What needs to be done:
Go through the entries below and pick out every line with "eros".

+++ Information given

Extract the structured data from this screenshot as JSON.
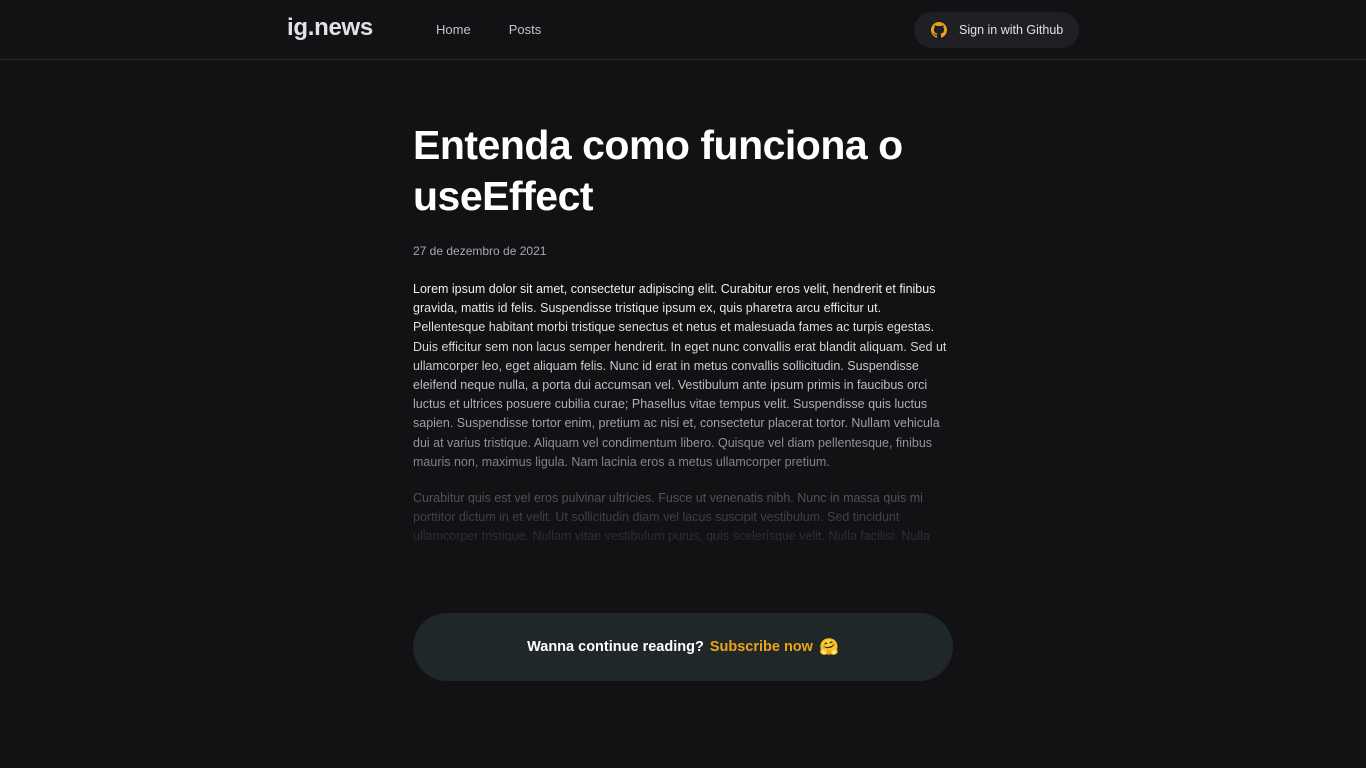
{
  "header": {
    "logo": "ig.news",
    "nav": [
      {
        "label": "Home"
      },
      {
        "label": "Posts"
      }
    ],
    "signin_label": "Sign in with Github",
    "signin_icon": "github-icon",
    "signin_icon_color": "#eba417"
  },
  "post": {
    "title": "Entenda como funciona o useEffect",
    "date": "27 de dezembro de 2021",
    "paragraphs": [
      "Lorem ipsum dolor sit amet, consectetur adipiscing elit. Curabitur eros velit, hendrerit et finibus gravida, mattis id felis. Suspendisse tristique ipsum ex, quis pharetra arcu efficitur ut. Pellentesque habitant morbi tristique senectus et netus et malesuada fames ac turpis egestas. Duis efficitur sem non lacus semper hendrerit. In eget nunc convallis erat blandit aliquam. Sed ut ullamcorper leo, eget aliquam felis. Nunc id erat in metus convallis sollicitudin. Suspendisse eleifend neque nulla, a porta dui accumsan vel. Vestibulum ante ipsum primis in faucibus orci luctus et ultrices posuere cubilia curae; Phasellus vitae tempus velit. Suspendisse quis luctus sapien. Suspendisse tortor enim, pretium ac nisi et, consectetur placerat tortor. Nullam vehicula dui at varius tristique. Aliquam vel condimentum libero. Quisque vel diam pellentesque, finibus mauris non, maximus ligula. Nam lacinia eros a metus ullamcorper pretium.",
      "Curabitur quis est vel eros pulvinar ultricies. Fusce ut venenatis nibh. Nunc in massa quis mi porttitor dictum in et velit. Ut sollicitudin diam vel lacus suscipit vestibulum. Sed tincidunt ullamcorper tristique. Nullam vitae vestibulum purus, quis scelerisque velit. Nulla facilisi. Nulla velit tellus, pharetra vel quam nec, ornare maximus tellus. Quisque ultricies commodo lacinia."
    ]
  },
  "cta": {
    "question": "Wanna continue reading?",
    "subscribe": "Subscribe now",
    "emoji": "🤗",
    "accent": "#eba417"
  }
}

++++++
+++ Information given

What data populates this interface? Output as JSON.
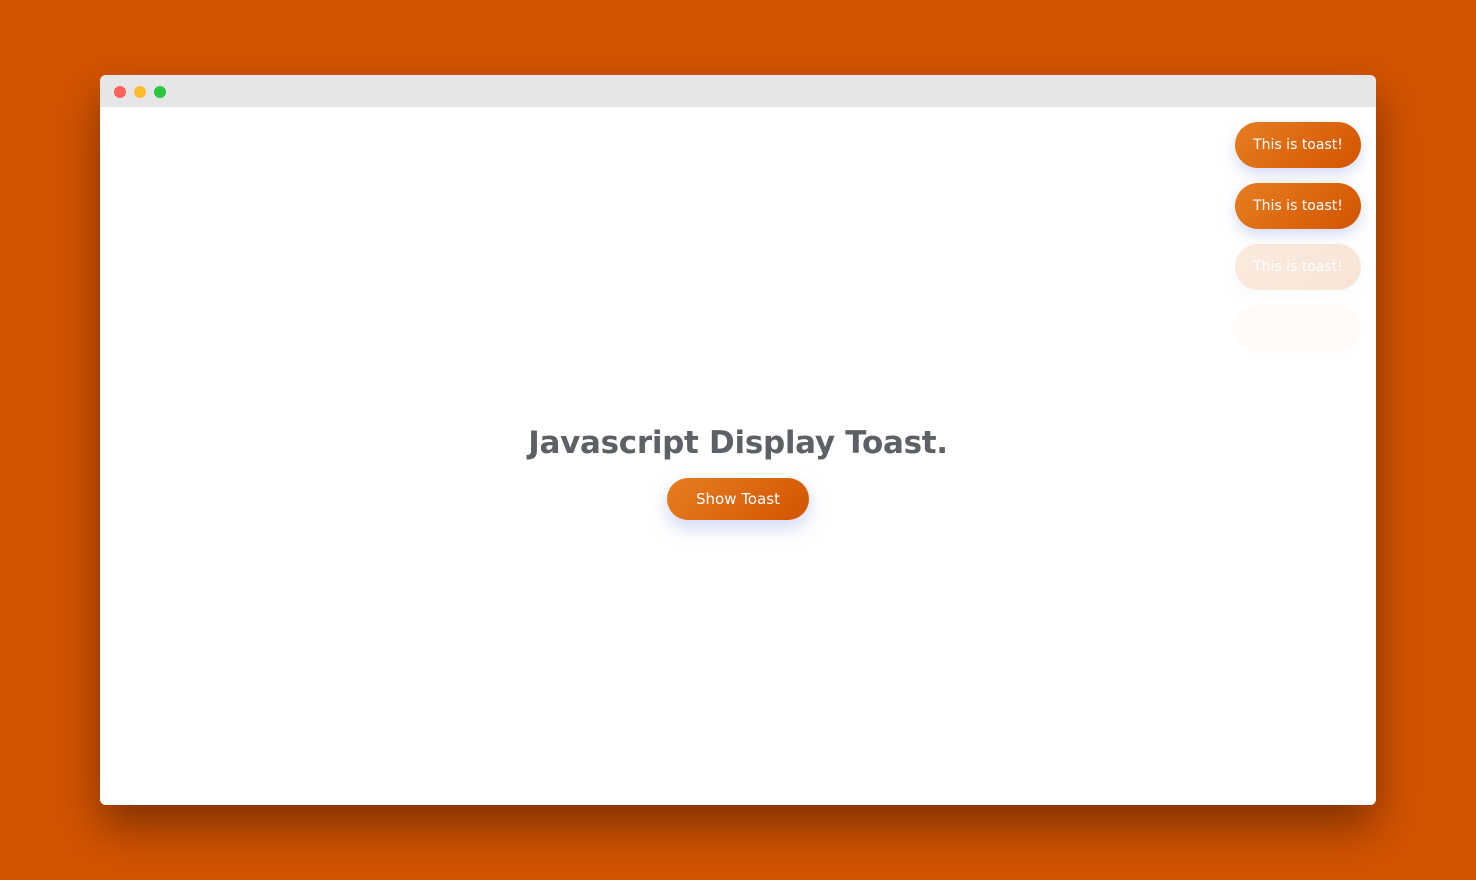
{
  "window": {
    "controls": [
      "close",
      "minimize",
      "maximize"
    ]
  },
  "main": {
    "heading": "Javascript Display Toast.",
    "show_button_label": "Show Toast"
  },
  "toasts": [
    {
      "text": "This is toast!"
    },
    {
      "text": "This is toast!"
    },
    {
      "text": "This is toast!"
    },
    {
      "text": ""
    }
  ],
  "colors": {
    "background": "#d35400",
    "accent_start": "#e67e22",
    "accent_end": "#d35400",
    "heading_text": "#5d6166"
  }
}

++++++

Result:
      "Lorem ipsum dolor sit amet, consectetur adipiscing elit. Curabitur eros velit, hendrerit et finibus gravida, mattis id felis. Suspendisse tristique ipsum ex, quis pharetra arcu efficitur ut. Pellentesque habitant morbi tristique senectus et netus et malesuada fames ac turpis egestas. Duis efficitur sem non lacus semper hendrerit. In eget nunc convallis erat blandit aliquam. Sed ut ullamcorper leo, eget aliquam felis. Nunc id erat in metus convallis sollicitudin. Suspendisse eleifend neque nulla, a porta dui accumsan vel. Vestibulum ante ipsum primis in faucibus orci luctus et ultrices posuere cubilia curae; Phasellus vitae tempus velit. Suspendisse quis luctus sapien. Suspendisse tortor enim, pretium ac nisi et, consectetur placerat tortor. Nullam vehicula dui at varius tristique. Aliquam vel condimentum libero. Quisque vel diam pellentesque, finibus mauris non, maximus ligula. Nam lacinia eros a metus ullamcorper pretium.",
      "Curabitur quis est vel eros pulvinar ultricies. Fusce ut venenatis nibh. Nunc in massa quis mi porttitor dictum in et velit. Ut sollicitudin diam vel lacus suscipit vestibulum. Sed tincidunt ullamcorper tristique. Nullam vitae vestibulum purus, quis scelerisque velit. Nulla facilisi. Nulla velit tellus, pharetra vel quam nec, ornare maximus tellus. Quisque ultricies commodo lacinia."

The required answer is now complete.